WHAT YOU SHOULD DO
Wherever the word "Baked" appears in the entries, copy the whole line.
* start DATA ENTRIES *
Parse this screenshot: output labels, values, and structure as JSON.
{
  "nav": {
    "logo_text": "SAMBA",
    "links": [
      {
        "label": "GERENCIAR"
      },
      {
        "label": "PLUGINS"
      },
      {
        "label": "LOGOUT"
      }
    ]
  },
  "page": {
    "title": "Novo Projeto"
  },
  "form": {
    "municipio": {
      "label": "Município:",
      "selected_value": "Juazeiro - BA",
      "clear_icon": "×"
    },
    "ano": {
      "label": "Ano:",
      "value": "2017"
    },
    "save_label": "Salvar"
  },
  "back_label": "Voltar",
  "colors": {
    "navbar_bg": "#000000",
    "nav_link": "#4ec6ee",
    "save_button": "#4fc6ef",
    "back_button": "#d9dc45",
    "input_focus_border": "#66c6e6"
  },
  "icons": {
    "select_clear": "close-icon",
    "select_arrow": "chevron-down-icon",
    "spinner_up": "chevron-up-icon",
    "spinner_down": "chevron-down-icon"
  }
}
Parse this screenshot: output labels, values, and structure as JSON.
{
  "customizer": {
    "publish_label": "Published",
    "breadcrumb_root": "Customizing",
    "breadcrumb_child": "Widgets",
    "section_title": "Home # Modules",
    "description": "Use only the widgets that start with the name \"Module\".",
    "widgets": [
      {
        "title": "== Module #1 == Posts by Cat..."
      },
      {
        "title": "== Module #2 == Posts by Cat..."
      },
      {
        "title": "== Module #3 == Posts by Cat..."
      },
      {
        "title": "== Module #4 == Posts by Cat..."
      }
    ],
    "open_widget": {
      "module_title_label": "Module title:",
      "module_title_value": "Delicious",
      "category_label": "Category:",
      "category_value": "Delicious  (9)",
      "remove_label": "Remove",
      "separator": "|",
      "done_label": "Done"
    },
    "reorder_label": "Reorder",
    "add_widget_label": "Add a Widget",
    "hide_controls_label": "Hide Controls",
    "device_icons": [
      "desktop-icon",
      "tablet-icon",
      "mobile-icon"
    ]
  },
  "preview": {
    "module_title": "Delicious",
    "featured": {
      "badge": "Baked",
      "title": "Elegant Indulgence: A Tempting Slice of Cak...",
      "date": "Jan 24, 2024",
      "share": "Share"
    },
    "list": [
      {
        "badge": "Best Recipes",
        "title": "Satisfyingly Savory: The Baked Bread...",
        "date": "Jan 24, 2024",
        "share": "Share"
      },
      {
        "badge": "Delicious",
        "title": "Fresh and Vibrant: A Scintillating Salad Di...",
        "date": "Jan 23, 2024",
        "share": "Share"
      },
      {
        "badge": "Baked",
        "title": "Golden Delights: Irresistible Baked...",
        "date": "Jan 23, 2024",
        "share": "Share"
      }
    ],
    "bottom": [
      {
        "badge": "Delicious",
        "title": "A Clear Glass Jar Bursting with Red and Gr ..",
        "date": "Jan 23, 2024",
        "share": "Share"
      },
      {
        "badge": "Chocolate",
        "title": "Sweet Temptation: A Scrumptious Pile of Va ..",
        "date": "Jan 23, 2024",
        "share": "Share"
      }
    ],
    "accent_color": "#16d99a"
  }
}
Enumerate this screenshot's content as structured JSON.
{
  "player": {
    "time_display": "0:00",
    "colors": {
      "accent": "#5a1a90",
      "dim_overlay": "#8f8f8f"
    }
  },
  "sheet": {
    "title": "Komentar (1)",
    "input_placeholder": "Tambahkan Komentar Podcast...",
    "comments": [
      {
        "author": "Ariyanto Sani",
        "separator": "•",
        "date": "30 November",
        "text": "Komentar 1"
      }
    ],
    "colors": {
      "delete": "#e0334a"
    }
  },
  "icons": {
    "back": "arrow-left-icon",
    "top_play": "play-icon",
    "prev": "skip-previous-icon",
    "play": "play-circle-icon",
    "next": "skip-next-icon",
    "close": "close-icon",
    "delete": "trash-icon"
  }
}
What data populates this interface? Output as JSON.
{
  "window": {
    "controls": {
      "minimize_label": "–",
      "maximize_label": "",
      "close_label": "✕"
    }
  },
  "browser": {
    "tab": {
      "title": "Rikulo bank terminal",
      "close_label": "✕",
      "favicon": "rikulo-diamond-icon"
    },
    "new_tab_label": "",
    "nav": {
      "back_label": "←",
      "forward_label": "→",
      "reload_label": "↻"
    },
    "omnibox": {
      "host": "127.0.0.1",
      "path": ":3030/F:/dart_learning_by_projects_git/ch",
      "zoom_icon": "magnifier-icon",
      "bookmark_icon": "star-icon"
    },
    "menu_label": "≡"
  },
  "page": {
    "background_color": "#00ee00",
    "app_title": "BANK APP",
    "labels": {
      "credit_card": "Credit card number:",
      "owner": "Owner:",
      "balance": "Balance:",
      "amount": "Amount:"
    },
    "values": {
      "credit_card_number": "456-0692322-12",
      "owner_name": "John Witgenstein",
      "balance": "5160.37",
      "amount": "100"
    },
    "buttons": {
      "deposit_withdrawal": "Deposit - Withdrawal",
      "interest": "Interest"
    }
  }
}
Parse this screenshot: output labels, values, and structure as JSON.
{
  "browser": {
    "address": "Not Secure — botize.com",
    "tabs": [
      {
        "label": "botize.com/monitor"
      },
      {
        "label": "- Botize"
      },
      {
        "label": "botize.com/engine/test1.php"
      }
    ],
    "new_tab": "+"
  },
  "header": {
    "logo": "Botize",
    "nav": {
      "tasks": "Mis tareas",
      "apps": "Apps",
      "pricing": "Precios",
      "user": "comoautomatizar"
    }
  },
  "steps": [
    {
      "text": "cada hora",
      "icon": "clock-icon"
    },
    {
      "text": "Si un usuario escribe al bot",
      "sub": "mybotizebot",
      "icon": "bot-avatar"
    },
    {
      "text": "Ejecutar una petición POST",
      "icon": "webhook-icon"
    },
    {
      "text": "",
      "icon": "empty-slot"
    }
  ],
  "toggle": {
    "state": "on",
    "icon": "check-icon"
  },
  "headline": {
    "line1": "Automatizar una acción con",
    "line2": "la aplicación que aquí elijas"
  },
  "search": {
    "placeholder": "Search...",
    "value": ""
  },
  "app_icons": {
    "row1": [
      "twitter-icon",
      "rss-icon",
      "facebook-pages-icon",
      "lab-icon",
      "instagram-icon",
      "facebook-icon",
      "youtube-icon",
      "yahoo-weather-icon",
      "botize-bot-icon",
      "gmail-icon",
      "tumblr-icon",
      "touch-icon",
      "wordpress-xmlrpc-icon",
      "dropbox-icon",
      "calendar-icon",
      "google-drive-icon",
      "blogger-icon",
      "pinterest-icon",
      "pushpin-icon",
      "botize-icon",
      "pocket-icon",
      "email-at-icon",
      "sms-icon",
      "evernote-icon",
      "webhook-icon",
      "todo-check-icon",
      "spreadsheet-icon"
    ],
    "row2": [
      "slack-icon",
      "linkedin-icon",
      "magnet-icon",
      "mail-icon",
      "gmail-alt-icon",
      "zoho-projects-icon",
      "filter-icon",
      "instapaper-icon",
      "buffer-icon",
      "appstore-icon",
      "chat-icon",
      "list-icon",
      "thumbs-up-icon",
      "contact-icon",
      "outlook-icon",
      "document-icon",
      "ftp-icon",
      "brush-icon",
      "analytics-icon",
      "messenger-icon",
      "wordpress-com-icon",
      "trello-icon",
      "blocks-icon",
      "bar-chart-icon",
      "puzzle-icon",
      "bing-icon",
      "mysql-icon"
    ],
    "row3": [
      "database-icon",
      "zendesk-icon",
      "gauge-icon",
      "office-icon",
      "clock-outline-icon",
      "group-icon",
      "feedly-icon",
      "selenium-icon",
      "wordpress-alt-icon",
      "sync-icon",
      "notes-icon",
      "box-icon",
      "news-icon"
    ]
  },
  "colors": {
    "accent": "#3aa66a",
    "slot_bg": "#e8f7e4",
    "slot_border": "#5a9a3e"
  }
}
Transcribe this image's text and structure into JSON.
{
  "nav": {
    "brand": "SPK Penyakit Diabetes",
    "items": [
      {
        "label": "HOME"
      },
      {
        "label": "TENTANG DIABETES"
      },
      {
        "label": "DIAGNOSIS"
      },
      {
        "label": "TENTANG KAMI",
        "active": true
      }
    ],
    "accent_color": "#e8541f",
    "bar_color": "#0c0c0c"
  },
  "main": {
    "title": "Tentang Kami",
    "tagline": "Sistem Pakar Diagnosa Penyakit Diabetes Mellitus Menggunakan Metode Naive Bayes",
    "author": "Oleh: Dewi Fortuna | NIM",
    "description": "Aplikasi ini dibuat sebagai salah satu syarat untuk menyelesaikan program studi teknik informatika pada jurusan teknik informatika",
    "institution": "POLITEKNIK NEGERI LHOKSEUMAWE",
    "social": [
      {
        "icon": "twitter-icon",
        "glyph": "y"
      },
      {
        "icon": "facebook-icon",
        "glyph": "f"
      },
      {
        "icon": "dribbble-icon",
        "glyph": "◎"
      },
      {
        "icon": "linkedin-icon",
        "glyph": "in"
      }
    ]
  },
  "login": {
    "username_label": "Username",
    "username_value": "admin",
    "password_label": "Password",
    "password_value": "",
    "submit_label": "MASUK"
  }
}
* end DATA ENTRIES *
TASK RESULT
      "badge": "Baked",
        "title": "Satisfyingly Savory: The Baked Bread...",
        "badge": "Baked",
        "title": "Golden Delights: Irresistible Baked...",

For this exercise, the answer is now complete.